Figure contents as structured data:
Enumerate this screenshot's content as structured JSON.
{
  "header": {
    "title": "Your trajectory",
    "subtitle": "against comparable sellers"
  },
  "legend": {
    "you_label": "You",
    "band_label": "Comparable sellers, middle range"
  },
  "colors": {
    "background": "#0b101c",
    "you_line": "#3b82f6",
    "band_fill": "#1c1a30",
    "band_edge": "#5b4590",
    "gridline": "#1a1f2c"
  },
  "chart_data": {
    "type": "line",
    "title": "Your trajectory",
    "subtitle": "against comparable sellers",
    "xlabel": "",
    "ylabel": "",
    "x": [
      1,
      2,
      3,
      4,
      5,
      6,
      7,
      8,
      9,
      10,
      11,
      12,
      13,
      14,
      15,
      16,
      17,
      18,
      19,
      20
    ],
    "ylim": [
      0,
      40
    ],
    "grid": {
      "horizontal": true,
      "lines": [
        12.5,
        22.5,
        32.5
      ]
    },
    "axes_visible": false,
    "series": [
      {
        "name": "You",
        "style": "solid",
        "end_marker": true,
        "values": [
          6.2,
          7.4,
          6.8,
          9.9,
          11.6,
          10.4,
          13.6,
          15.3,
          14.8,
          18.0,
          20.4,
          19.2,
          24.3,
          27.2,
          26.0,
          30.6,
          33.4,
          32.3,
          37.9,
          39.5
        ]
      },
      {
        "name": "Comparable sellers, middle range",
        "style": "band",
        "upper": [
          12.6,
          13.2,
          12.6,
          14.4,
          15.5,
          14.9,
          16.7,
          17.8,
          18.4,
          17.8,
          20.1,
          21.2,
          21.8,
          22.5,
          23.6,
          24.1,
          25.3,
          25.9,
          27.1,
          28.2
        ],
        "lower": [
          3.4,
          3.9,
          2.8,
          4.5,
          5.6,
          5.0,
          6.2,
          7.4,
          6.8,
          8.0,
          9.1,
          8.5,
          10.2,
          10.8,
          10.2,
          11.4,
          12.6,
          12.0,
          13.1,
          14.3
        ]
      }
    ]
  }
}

» Task description: Among the lines of the material, find those that hold the word "sellers" and copy them.

» Result of this task:
    "subtitle": "against comparable sellers"
    "band_label": "Comparable sellers, middle range"
    "subtitle": "against comparable sellers",
        "name": "Comparable sellers, middle range",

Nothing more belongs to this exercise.